START

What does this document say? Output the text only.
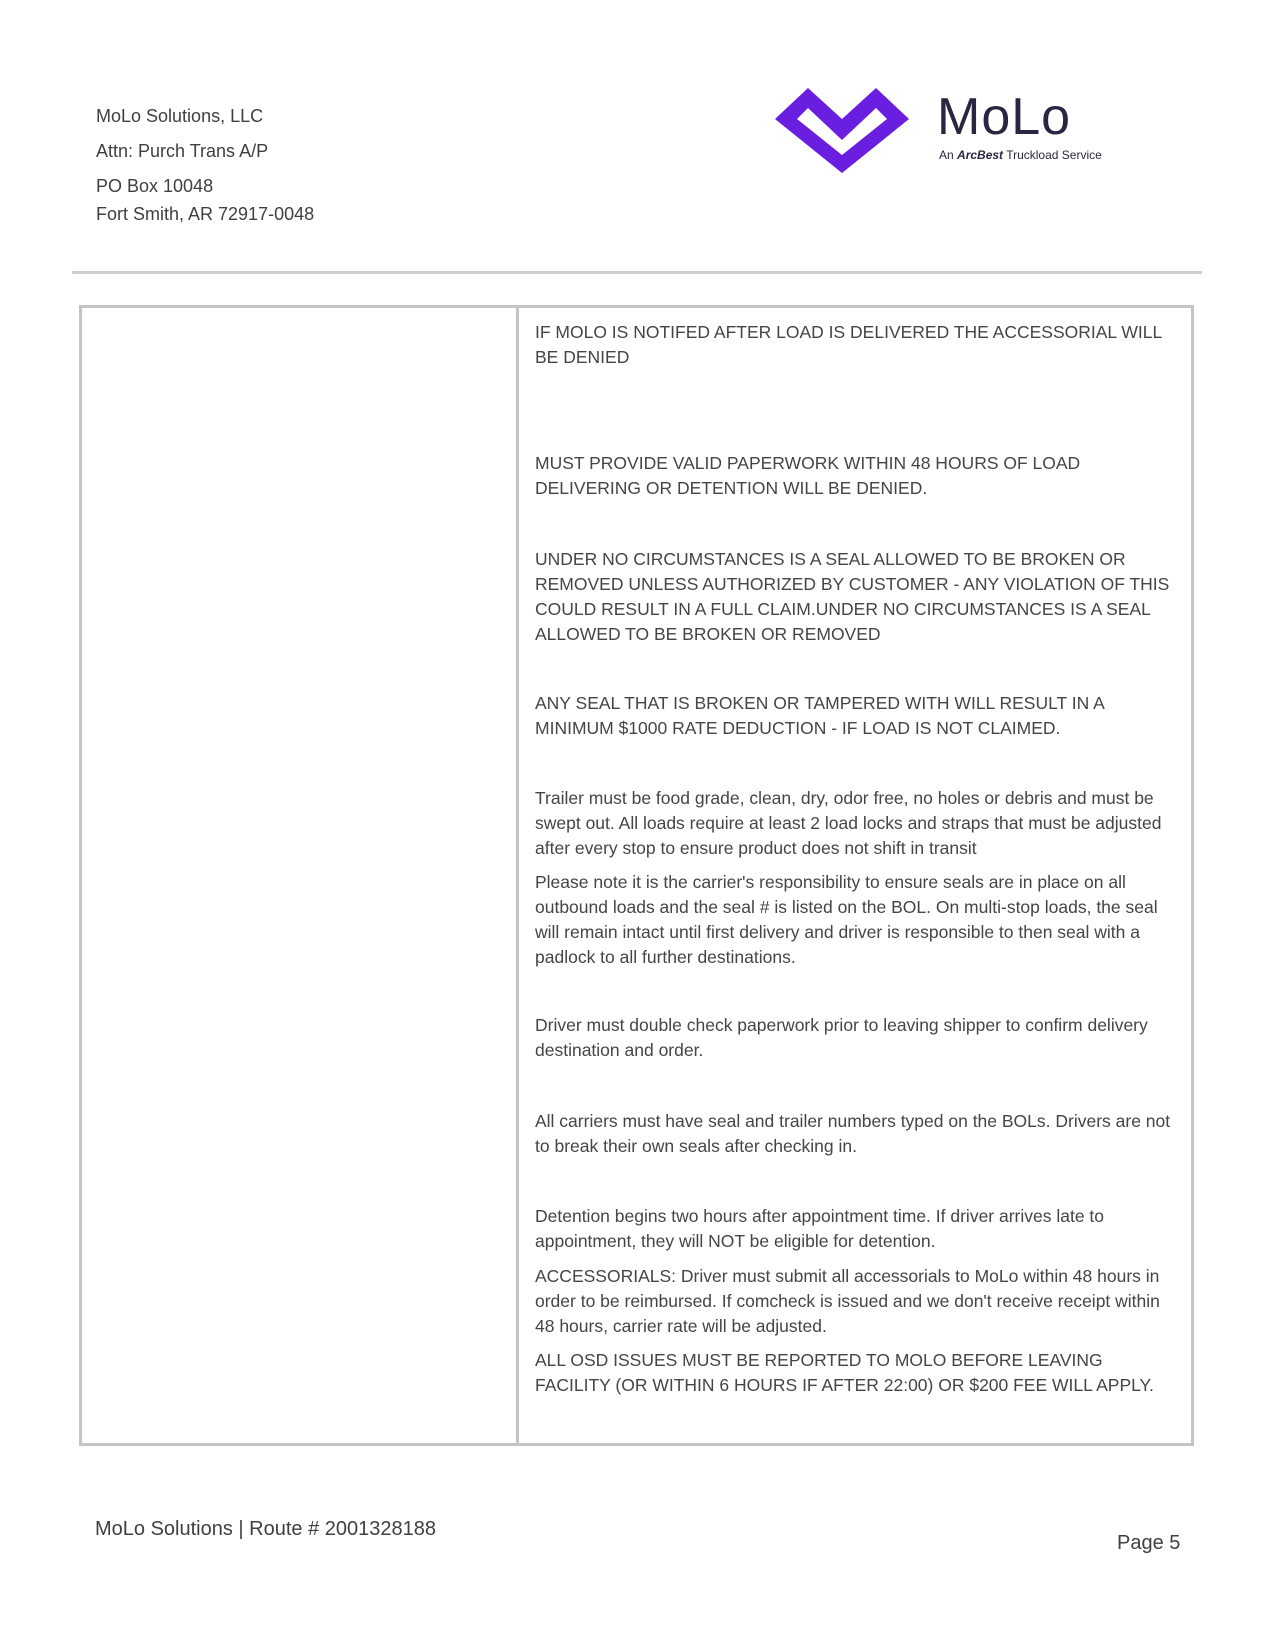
MoLo Solutions, LLC
Attn: Purch Trans A/P
PO Box 10048
Fort Smith, AR 72917-0048
MoLo
An ArcBest Truckload Service
IF MOLO IS NOTIFED AFTER LOAD IS DELIVERED THE ACCESSORIAL WILL BE DENIED
MUST PROVIDE VALID PAPERWORK WITHIN 48 HOURS OF LOAD DELIVERING OR DETENTION WILL BE DENIED.
UNDER NO CIRCUMSTANCES IS A SEAL ALLOWED TO BE BROKEN OR REMOVED UNLESS AUTHORIZED BY CUSTOMER - ANY VIOLATION OF THIS COULD RESULT IN A FULL CLAIM.UNDER NO CIRCUMSTANCES IS A SEAL ALLOWED TO BE BROKEN OR REMOVED
ANY SEAL THAT IS BROKEN OR TAMPERED WITH WILL RESULT IN A MINIMUM $1000 RATE DEDUCTION - IF LOAD IS NOT CLAIMED.
Trailer must be food grade, clean, dry, odor free, no holes or debris and must be swept out. All loads require at least 2 load locks and straps that must be adjusted after every stop to ensure product does not shift in transit
Please note it is the carrier's responsibility to ensure seals are in place on all outbound loads and the seal # is listed on the BOL. On multi-stop loads, the seal will remain intact until first delivery and driver is responsible to then seal with a padlock to all further destinations.
Driver must double check paperwork prior to leaving shipper to confirm delivery destination and order.
All carriers must have seal and trailer numbers typed on the BOLs. Drivers are not to break their own seals after checking in.
Detention begins two hours after appointment time. If driver arrives late to appointment, they will NOT be eligible for detention.
ACCESSORIALS: Driver must submit all accessorials to MoLo within 48 hours in order to be reimbursed. If comcheck is issued and we don't receive receipt within 48 hours, carrier rate will be adjusted.
ALL OSD ISSUES MUST BE REPORTED TO MOLO BEFORE LEAVING FACILITY (OR WITHIN 6 HOURS IF AFTER 22:00) OR $200 FEE WILL APPLY.
MoLo Solutions | Route # 2001328188
Page 5
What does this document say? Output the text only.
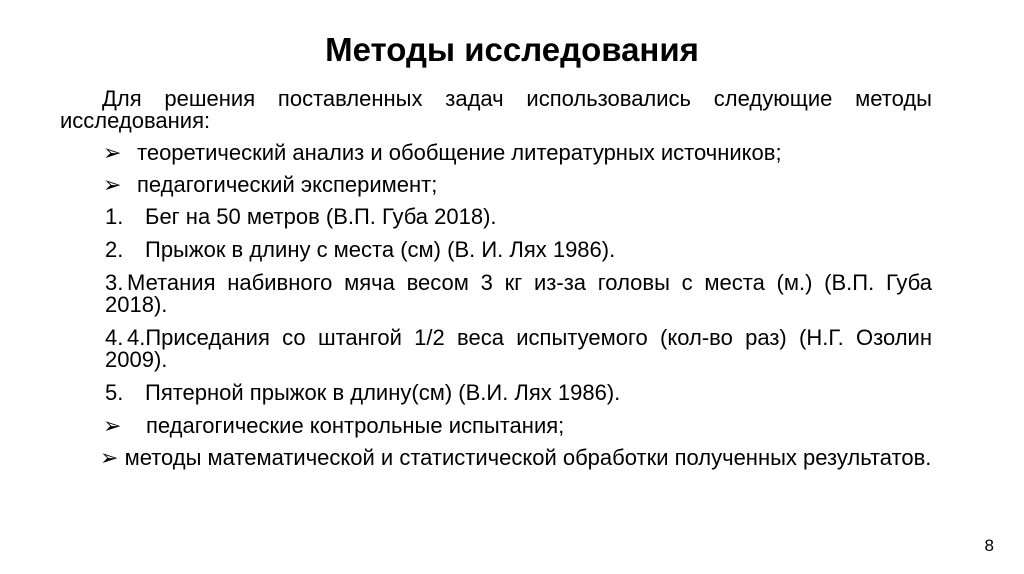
Методы исследования
Для решения поставленных задач использовались следующие методы исследования:
➢ теоретический анализ и обобщение литературных источников;
➢ педагогический эксперимент;
1. Бег на 50 метров (В.П. Губа 2018).
2. Прыжок в длину с места (см) (В. И. Лях 1986).
3. Метания набивного мяча весом 3 кг из-за головы с места (м.) (В.П. Губа 2018).
4. 4.Приседания со штангой 1/2 веса испытуемого (кол-во раз) (Н.Г. Озолин 2009).
5. Пятерной прыжок в длину(см) (В.И. Лях 1986).
➢ педагогические контрольные испытания;
➢ методы математической и статистической обработки полученных результатов.
8
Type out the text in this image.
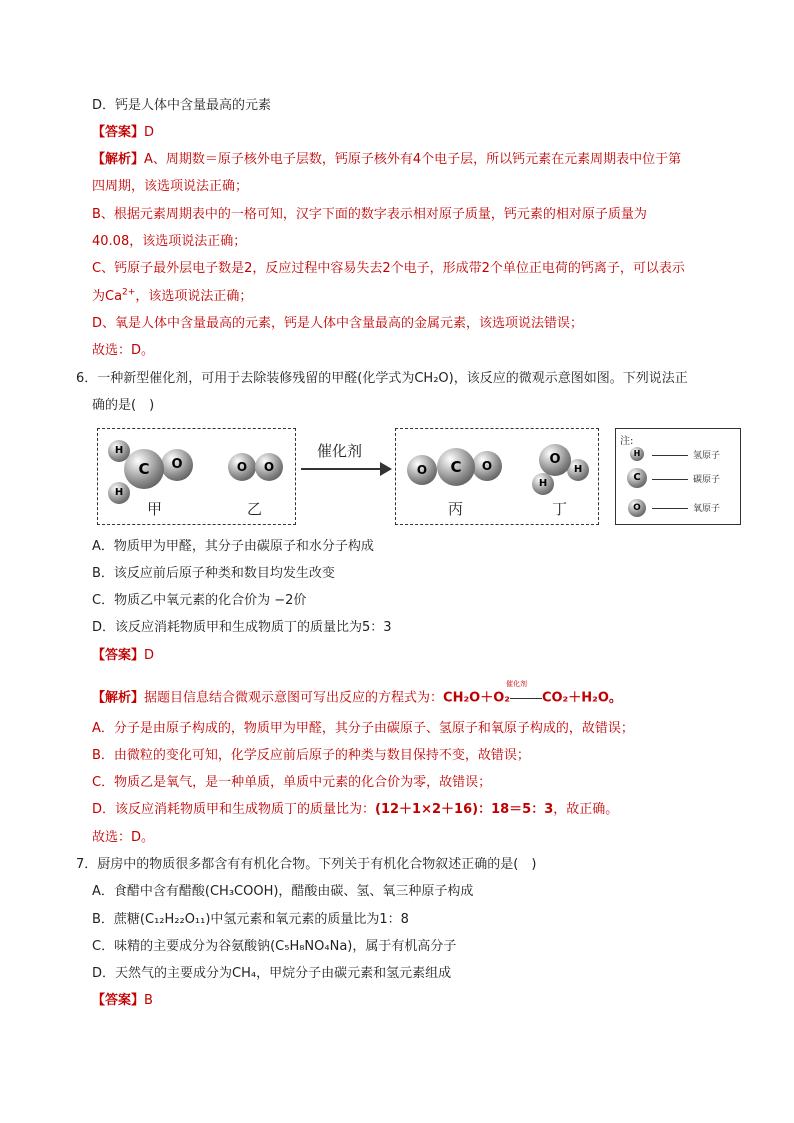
D．钙是人体中含量最高的元素
【答案】D
【解析】A、周期数＝原子核外电子层数，钙原子核外有4个电子层，所以钙元素在元素周期表中位于第
四周期，该选项说法正确；
B、根据元素周期表中的一格可知，汉字下面的数字表示相对原子质量，钙元素的相对原子质量为
40.08，该选项说法正确；
C、钙原子最外层电子数是2，反应过程中容易失去2个电子，形成带2个单位正电荷的钙离子，可以表示
为$Ca^{2+}$，该选项说法正确；
D、氧是人体中含量最高的元素，钙是人体中含量最高的金属元素，该选项说法错误；
故选：D。
6．一种新型催化剂，可用于去除装修残留的甲醛(化学式为CH₂O)，该反应的微观示意图如图。下列说法正
确的是(　)
H
H
O
C	O	O
甲	乙
催化剂
O	O
C	H
H
O
丙	丁
注:
H	氢原子
C	碳原子
O	氧原子
A．物质甲为甲醛，其分子由碳原子和水分子构成
B．该反应前后原子种类和数目均发生改变
C．物质乙中氧元素的化合价为 −2价
D．该反应消耗物质甲和生成物质丁的质量比为5：3
【答案】D
【解析】据题目信息结合微观示意图可写出反应的方程式为：CH₂O＋O₂
催化剂
CO₂＋H₂O。
A．分子是由原子构成的，物质甲为甲醛，其分子由碳原子、氢原子和氧原子构成的，故错误；
B．由微粒的变化可知，化学反应前后原子的种类与数目保持不变，故错误；
C．物质乙是氧气，是一种单质，单质中元素的化合价为零，故错误；
D．该反应消耗物质甲和生成物质丁的质量比为：(12＋1×2＋16)：18＝5：3，故正确。
故选：D。
7．厨房中的物质很多都含有有机化合物。下列关于有机化合物叙述正确的是(　)
A．食醋中含有醋酸(CH₃COOH)，醋酸由碳、氢、氧三种原子构成
B．蔗糖(C₁₂H₂₂O₁₁)中氢元素和氧元素的质量比为1：8
C．味精的主要成分为谷氨酸钠(C₅H₈NO₄Na)，属于有机高分子
D．天然气的主要成分为CH₄，甲烷分子由碳元素和氢元素组成
【答案】B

END

* _Exercise directions_:
Print the listing above in full, exactly as written. Omit any pictures.

* _Result of this exercise_:
What does this document say? Output the text only.
MoLo Solutions, LLC
Attn: Purch Trans A/P
PO Box 10048
Fort Smith, AR 72917-0048
MoLo
An ArcBest Truckload Service
IF MOLO IS NOTIFED AFTER LOAD IS DELIVERED THE ACCESSORIAL WILL BE DENIED
MUST PROVIDE VALID PAPERWORK WITHIN 48 HOURS OF LOAD DELIVERING OR DETENTION WILL BE DENIED.
UNDER NO CIRCUMSTANCES IS A SEAL ALLOWED TO BE BROKEN OR REMOVED UNLESS AUTHORIZED BY CUSTOMER - ANY VIOLATION OF THIS COULD RESULT IN A FULL CLAIM.UNDER NO CIRCUMSTANCES IS A SEAL ALLOWED TO BE BROKEN OR REMOVED
ANY SEAL THAT IS BROKEN OR TAMPERED WITH WILL RESULT IN A MINIMUM $1000 RATE DEDUCTION - IF LOAD IS NOT CLAIMED.
Trailer must be food grade, clean, dry, odor free, no holes or debris and must be swept out. All loads require at least 2 load locks and straps that must be adjusted after every stop to ensure product does not shift in transit
Please note it is the carrier's responsibility to ensure seals are in place on all outbound loads and the seal # is listed on the BOL. On multi-stop loads, the seal will remain intact until first delivery and driver is responsible to then seal with a padlock to all further destinations.
Driver must double check paperwork prior to leaving shipper to confirm delivery destination and order.
All carriers must have seal and trailer numbers typed on the BOLs. Drivers are not to break their own seals after checking in.
Detention begins two hours after appointment time. If driver arrives late to appointment, they will NOT be eligible for detention.
ACCESSORIALS: Driver must submit all accessorials to MoLo within 48 hours in order to be reimbursed. If comcheck is issued and we don't receive receipt within 48 hours, carrier rate will be adjusted.
ALL OSD ISSUES MUST BE REPORTED TO MOLO BEFORE LEAVING FACILITY (OR WITHIN 6 HOURS IF AFTER 22:00) OR $200 FEE WILL APPLY.
MoLo Solutions | Route # 2001328188
Page 5
What does this document say? Output the text only.
Методы исследования
Для решения поставленных задач использовались следующие методы исследования:
➢ теоретический анализ и обобщение литературных источников;
➢ педагогический эксперимент;
1. Бег на 50 метров (В.П. Губа 2018).
2. Прыжок в длину с места (см) (В. И. Лях 1986).
3. Метания набивного мяча весом 3 кг из-за головы с места (м.) (В.П. Губа 2018).
4. 4.Приседания со штангой 1/2 веса испытуемого (кол-во раз) (Н.Г. Озолин 2009).
5. Пятерной прыжок в длину(см) (В.И. Лях 1986).
➢ педагогические контрольные испытания;
➢ методы математической и статистической обработки полученных результатов.
8
Type out the text in this image.
D．钙是人体中含量最高的元素
【答案】D
【解析】A、周期数＝原子核外电子层数，钙原子核外有4个电子层，所以钙元素在元素周期表中位于第
四周期，该选项说法正确；
B、根据元素周期表中的一格可知，汉字下面的数字表示相对原子质量，钙元素的相对原子质量为
40.08，该选项说法正确；
C、钙原子最外层电子数是2，反应过程中容易失去2个电子，形成带2个单位正电荷的钙离子，可以表示
为$Ca^{2+}$，该选项说法正确；
D、氧是人体中含量最高的元素，钙是人体中含量最高的金属元素，该选项说法错误；
故选：D。
6．一种新型催化剂，可用于去除装修残留的甲醛(化学式为CH₂O)，该反应的微观示意图如图。下列说法正
确的是(　)
H
H
O
C	O	O
甲	乙
催化剂
O	O
C	H
H
O
丙	丁
注:
H	氢原子
C	碳原子
O	氧原子
A．物质甲为甲醛，其分子由碳原子和水分子构成
B．该反应前后原子种类和数目均发生改变
C．物质乙中氧元素的化合价为 −2价
D．该反应消耗物质甲和生成物质丁的质量比为5：3
【答案】D
【解析】据题目信息结合微观示意图可写出反应的方程式为：CH₂O＋O₂
催化剂
CO₂＋H₂O。
A．分子是由原子构成的，物质甲为甲醛，其分子由碳原子、氢原子和氧原子构成的，故错误；
B．由微粒的变化可知，化学反应前后原子的种类与数目保持不变，故错误；
C．物质乙是氧气，是一种单质，单质中元素的化合价为零，故错误；
D．该反应消耗物质甲和生成物质丁的质量比为：(12＋1×2＋16)：18＝5：3，故正确。
故选：D。
7．厨房中的物质很多都含有有机化合物。下列关于有机化合物叙述正确的是(　)
A．食醋中含有醋酸(CH₃COOH)，醋酸由碳、氢、氧三种原子构成
B．蔗糖(C₁₂H₂₂O₁₁)中氢元素和氧元素的质量比为1：8
C．味精的主要成分为谷氨酸钠(C₅H₈NO₄Na)，属于有机高分子
D．天然气的主要成分为CH₄，甲烷分子由碳元素和氢元素组成
【答案】B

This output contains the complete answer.